═══ DATA IN THIS EXERCISE

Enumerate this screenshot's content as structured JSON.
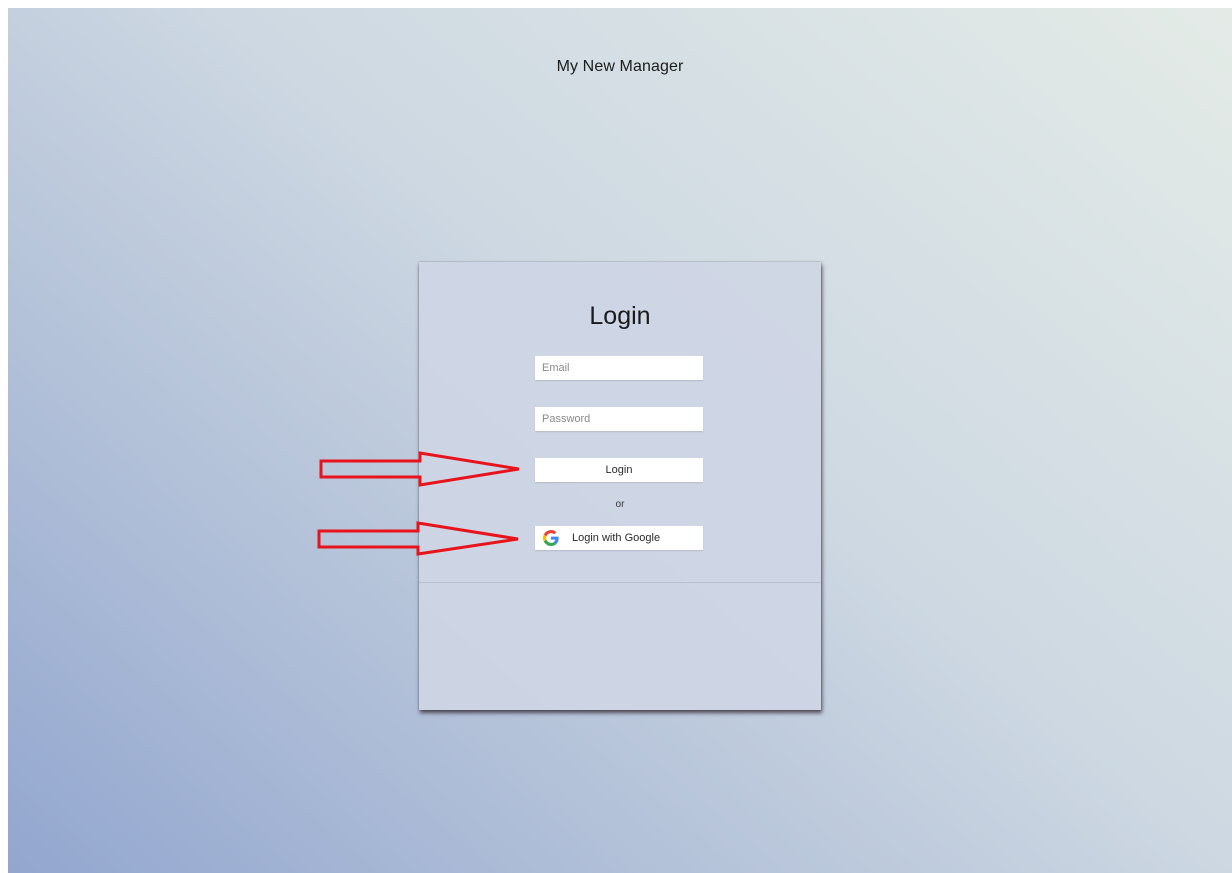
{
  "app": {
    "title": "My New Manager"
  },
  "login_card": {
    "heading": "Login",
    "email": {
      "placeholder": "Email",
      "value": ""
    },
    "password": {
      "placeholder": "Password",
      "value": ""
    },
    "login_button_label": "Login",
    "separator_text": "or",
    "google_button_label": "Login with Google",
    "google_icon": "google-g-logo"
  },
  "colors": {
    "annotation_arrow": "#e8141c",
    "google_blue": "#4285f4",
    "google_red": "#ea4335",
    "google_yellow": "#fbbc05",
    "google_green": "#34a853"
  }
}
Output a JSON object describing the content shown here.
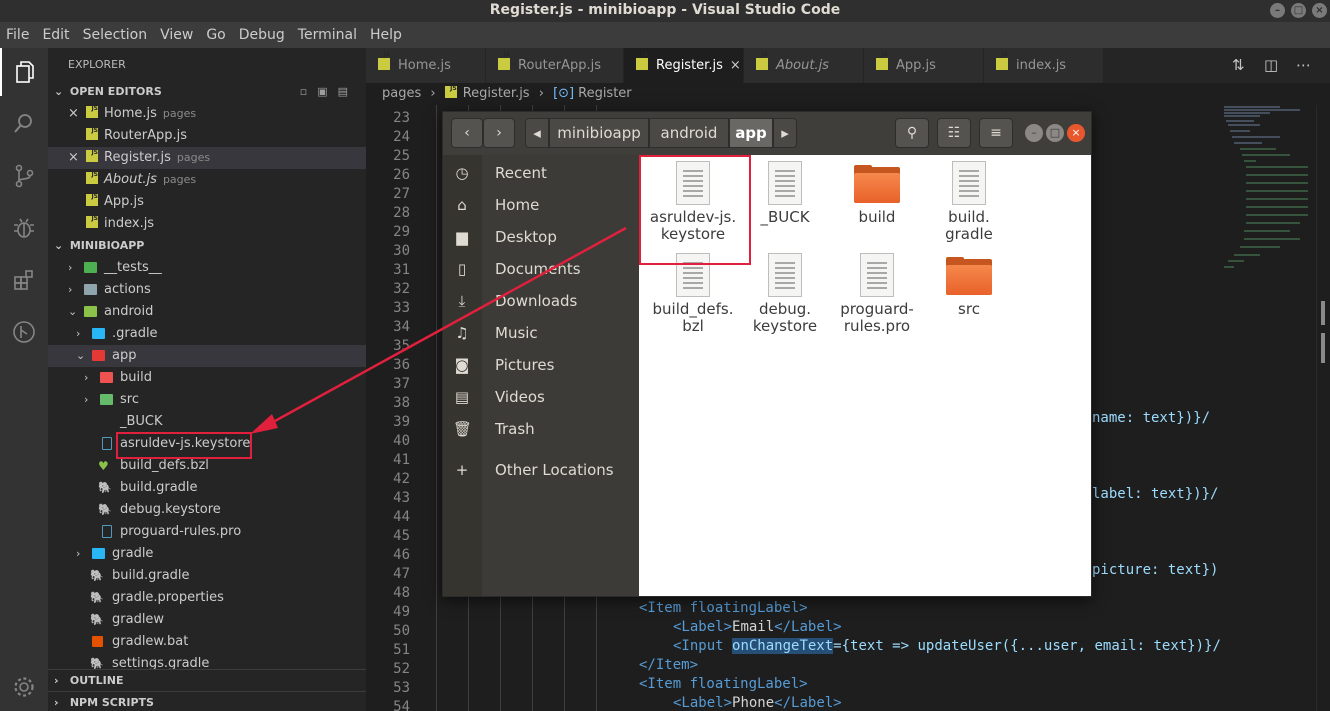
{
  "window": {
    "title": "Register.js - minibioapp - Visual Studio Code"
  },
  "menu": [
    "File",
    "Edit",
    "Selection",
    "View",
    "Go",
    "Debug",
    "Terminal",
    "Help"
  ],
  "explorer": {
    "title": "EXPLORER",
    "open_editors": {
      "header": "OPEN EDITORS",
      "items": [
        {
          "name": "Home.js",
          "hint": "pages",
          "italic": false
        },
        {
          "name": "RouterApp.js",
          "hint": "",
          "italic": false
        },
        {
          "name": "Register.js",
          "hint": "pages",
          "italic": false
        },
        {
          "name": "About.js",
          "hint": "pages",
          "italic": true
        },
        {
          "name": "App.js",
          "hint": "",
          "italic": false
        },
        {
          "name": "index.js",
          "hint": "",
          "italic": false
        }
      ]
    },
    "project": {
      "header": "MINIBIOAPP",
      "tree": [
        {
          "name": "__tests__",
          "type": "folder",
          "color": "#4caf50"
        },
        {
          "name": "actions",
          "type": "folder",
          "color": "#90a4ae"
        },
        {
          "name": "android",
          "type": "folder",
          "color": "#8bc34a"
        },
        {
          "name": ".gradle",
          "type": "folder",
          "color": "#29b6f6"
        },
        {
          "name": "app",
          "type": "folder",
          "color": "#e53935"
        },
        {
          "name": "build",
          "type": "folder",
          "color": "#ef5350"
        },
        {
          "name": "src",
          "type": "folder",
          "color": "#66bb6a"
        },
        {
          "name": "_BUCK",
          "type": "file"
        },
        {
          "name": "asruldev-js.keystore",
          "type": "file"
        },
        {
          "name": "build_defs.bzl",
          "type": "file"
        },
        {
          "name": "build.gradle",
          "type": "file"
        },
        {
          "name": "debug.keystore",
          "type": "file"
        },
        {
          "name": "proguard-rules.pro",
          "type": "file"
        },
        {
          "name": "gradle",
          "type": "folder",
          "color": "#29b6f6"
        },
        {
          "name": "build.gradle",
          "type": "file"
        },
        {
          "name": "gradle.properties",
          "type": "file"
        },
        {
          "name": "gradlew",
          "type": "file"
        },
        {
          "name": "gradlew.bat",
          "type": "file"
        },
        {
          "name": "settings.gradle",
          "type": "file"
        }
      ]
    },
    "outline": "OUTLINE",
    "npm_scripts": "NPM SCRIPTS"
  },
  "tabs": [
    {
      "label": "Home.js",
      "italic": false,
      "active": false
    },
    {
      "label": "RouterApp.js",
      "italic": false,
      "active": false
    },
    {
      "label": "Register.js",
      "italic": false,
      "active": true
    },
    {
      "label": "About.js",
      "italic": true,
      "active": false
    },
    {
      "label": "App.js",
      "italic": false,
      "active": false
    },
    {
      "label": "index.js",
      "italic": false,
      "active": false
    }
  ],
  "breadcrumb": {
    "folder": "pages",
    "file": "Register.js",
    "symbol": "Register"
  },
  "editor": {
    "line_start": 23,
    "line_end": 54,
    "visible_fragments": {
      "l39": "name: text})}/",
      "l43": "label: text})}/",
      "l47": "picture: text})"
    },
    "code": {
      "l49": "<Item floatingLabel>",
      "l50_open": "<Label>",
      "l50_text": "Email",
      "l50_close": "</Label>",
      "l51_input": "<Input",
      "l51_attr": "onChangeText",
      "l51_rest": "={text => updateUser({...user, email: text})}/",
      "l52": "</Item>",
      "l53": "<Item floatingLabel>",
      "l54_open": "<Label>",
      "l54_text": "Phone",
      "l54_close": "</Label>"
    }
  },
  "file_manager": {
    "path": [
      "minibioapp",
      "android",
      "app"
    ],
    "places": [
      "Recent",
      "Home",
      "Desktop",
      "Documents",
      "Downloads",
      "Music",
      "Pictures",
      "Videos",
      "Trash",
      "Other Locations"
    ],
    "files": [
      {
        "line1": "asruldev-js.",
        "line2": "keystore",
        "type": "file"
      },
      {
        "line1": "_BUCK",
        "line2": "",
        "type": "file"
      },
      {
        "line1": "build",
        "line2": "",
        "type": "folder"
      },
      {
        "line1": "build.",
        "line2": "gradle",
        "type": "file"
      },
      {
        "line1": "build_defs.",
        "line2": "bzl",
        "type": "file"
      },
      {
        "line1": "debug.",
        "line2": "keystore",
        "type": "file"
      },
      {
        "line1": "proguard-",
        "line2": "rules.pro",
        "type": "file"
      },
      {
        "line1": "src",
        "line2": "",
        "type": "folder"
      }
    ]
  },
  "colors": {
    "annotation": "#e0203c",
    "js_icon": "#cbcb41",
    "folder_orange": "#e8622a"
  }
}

══════

TASK DIRECTIONS: Restate the records above in full, word for word. Keep pictures out.

SOLUTION TO THE EXERCISE:
Enumerate this screenshot's content as structured JSON.
{
  "app": {
    "title": "My New Manager"
  },
  "login_card": {
    "heading": "Login",
    "email": {
      "placeholder": "Email",
      "value": ""
    },
    "password": {
      "placeholder": "Password",
      "value": ""
    },
    "login_button_label": "Login",
    "separator_text": "or",
    "google_button_label": "Login with Google",
    "google_icon": "google-g-logo"
  },
  "colors": {
    "annotation_arrow": "#e8141c",
    "google_blue": "#4285f4",
    "google_red": "#ea4335",
    "google_yellow": "#fbbc05",
    "google_green": "#34a853"
  }
}
Output a JSON object describing the content shown here.
{
  "window": {
    "title": "Register.js - minibioapp - Visual Studio Code"
  },
  "menu": [
    "File",
    "Edit",
    "Selection",
    "View",
    "Go",
    "Debug",
    "Terminal",
    "Help"
  ],
  "explorer": {
    "title": "EXPLORER",
    "open_editors": {
      "header": "OPEN EDITORS",
      "items": [
        {
          "name": "Home.js",
          "hint": "pages",
          "italic": false
        },
        {
          "name": "RouterApp.js",
          "hint": "",
          "italic": false
        },
        {
          "name": "Register.js",
          "hint": "pages",
          "italic": false
        },
        {
          "name": "About.js",
          "hint": "pages",
          "italic": true
        },
        {
          "name": "App.js",
          "hint": "",
          "italic": false
        },
        {
          "name": "index.js",
          "hint": "",
          "italic": false
        }
      ]
    },
    "project": {
      "header": "MINIBIOAPP",
      "tree": [
        {
          "name": "__tests__",
          "type": "folder",
          "color": "#4caf50"
        },
        {
          "name": "actions",
          "type": "folder",
          "color": "#90a4ae"
        },
        {
          "name": "android",
          "type": "folder",
          "color": "#8bc34a"
        },
        {
          "name": ".gradle",
          "type": "folder",
          "color": "#29b6f6"
        },
        {
          "name": "app",
          "type": "folder",
          "color": "#e53935"
        },
        {
          "name": "build",
          "type": "folder",
          "color": "#ef5350"
        },
        {
          "name": "src",
          "type": "folder",
          "color": "#66bb6a"
        },
        {
          "name": "_BUCK",
          "type": "file"
        },
        {
          "name": "asruldev-js.keystore",
          "type": "file"
        },
        {
          "name": "build_defs.bzl",
          "type": "file"
        },
        {
          "name": "build.gradle",
          "type": "file"
        },
        {
          "name": "debug.keystore",
          "type": "file"
        },
        {
          "name": "proguard-rules.pro",
          "type": "file"
        },
        {
          "name": "gradle",
          "type": "folder",
          "color": "#29b6f6"
        },
        {
          "name": "build.gradle",
          "type": "file"
        },
        {
          "name": "gradle.properties",
          "type": "file"
        },
        {
          "name": "gradlew",
          "type": "file"
        },
        {
          "name": "gradlew.bat",
          "type": "file"
        },
        {
          "name": "settings.gradle",
          "type": "file"
        }
      ]
    },
    "outline": "OUTLINE",
    "npm_scripts": "NPM SCRIPTS"
  },
  "tabs": [
    {
      "label": "Home.js",
      "italic": false,
      "active": false
    },
    {
      "label": "RouterApp.js",
      "italic": false,
      "active": false
    },
    {
      "label": "Register.js",
      "italic": false,
      "active": true
    },
    {
      "label": "About.js",
      "italic": true,
      "active": false
    },
    {
      "label": "App.js",
      "italic": false,
      "active": false
    },
    {
      "label": "index.js",
      "italic": false,
      "active": false
    }
  ],
  "breadcrumb": {
    "folder": "pages",
    "file": "Register.js",
    "symbol": "Register"
  },
  "editor": {
    "line_start": 23,
    "line_end": 54,
    "visible_fragments": {
      "l39": "name: text})}/",
      "l43": "label: text})}/",
      "l47": "picture: text})"
    },
    "code": {
      "l49": "<Item floatingLabel>",
      "l50_open": "<Label>",
      "l50_text": "Email",
      "l50_close": "</Label>",
      "l51_input": "<Input",
      "l51_attr": "onChangeText",
      "l51_rest": "={text => updateUser({...user, email: text})}/",
      "l52": "</Item>",
      "l53": "<Item floatingLabel>",
      "l54_open": "<Label>",
      "l54_text": "Phone",
      "l54_close": "</Label>"
    }
  },
  "file_manager": {
    "path": [
      "minibioapp",
      "android",
      "app"
    ],
    "places": [
      "Recent",
      "Home",
      "Desktop",
      "Documents",
      "Downloads",
      "Music",
      "Pictures",
      "Videos",
      "Trash",
      "Other Locations"
    ],
    "files": [
      {
        "line1": "asruldev-js.",
        "line2": "keystore",
        "type": "file"
      },
      {
        "line1": "_BUCK",
        "line2": "",
        "type": "file"
      },
      {
        "line1": "build",
        "line2": "",
        "type": "folder"
      },
      {
        "line1": "build.",
        "line2": "gradle",
        "type": "file"
      },
      {
        "line1": "build_defs.",
        "line2": "bzl",
        "type": "file"
      },
      {
        "line1": "debug.",
        "line2": "keystore",
        "type": "file"
      },
      {
        "line1": "proguard-",
        "line2": "rules.pro",
        "type": "file"
      },
      {
        "line1": "src",
        "line2": "",
        "type": "folder"
      }
    ]
  },
  "colors": {
    "annotation": "#e0203c",
    "js_icon": "#cbcb41",
    "folder_orange": "#e8622a"
  }
}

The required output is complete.